> **Exercise directions**:
Answer with one number only: the number of lines that include the word "this".

Input start

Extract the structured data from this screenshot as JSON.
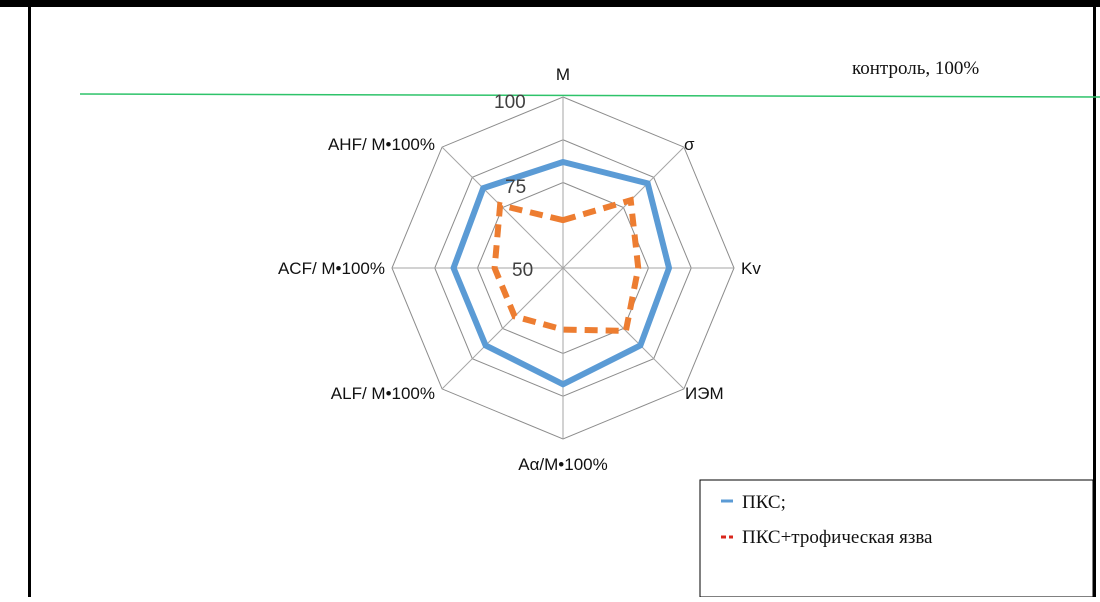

Input end
Input start

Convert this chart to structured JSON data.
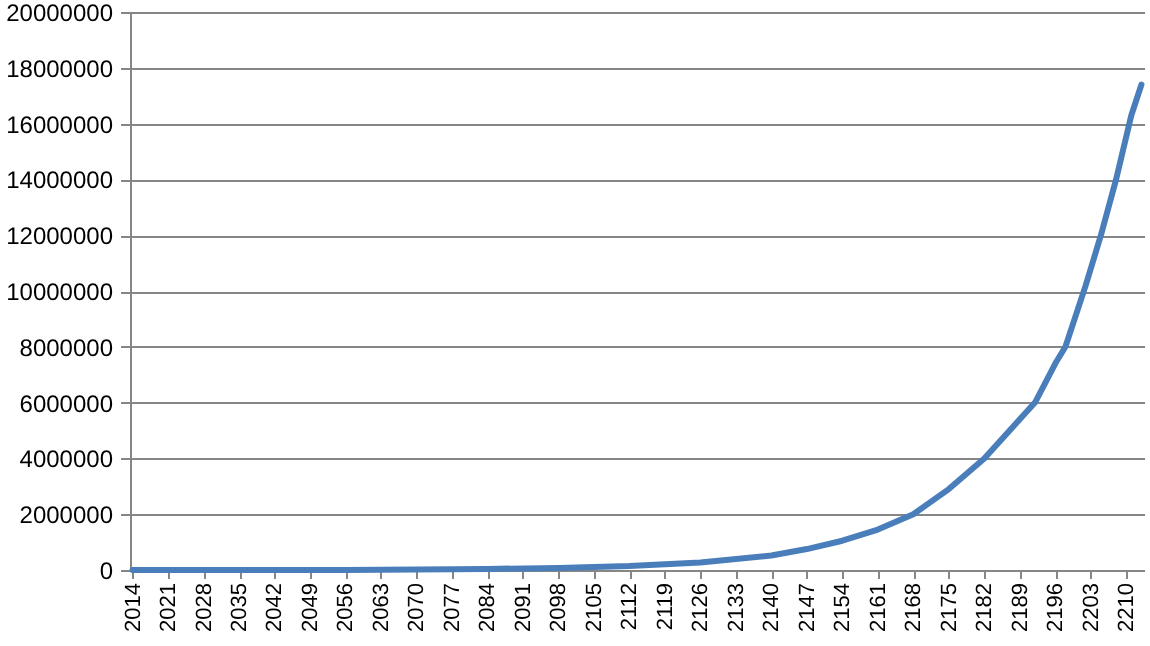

Input end
Input start

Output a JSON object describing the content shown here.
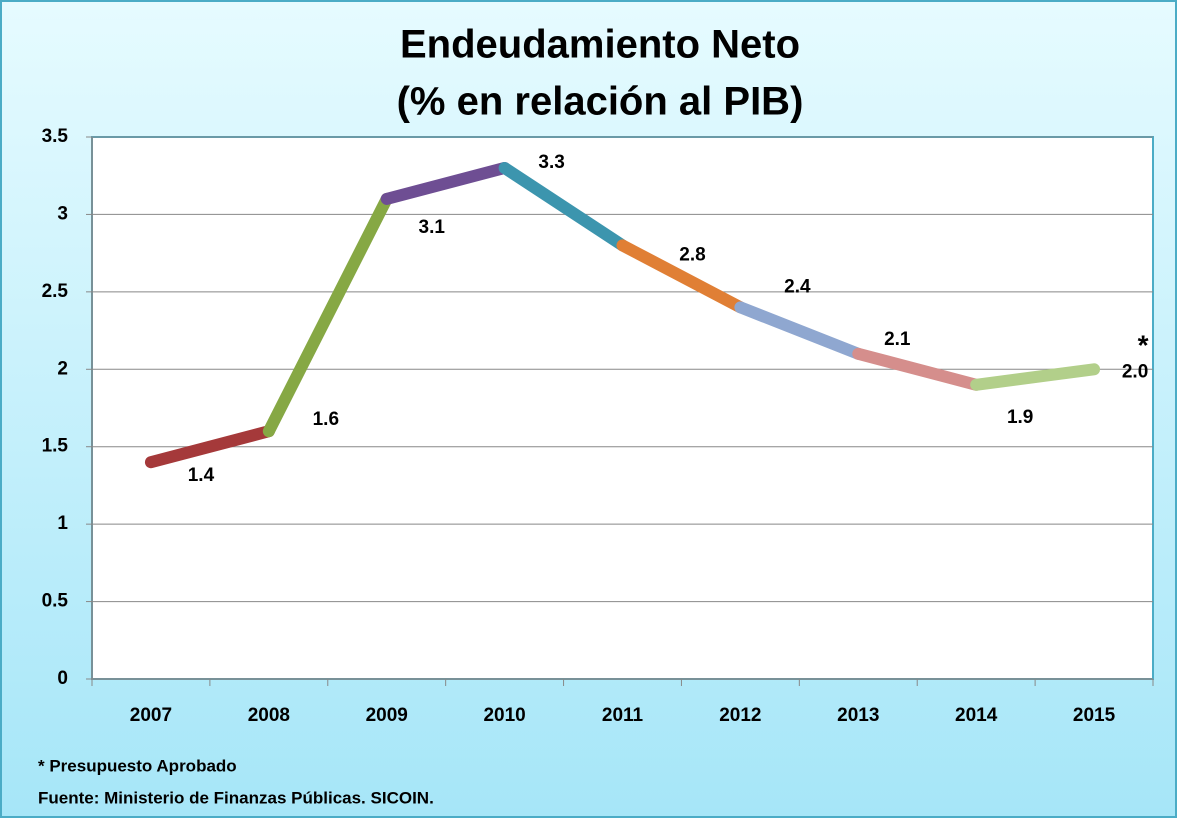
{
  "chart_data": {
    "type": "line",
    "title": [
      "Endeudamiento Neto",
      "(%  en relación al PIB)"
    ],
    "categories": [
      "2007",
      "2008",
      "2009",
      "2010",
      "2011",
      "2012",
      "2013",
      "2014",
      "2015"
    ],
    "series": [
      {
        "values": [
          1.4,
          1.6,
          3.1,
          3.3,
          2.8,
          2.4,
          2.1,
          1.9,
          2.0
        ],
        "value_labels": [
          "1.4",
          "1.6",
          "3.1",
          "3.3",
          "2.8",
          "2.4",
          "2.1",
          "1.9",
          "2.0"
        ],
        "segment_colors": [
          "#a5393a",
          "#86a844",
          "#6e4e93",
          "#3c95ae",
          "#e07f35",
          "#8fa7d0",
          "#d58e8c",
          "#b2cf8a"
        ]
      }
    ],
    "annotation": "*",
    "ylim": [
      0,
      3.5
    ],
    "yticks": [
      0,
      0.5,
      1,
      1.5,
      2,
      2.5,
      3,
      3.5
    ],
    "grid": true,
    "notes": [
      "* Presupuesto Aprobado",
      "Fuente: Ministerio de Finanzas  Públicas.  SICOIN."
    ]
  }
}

Input end

> **Problem solution**:
2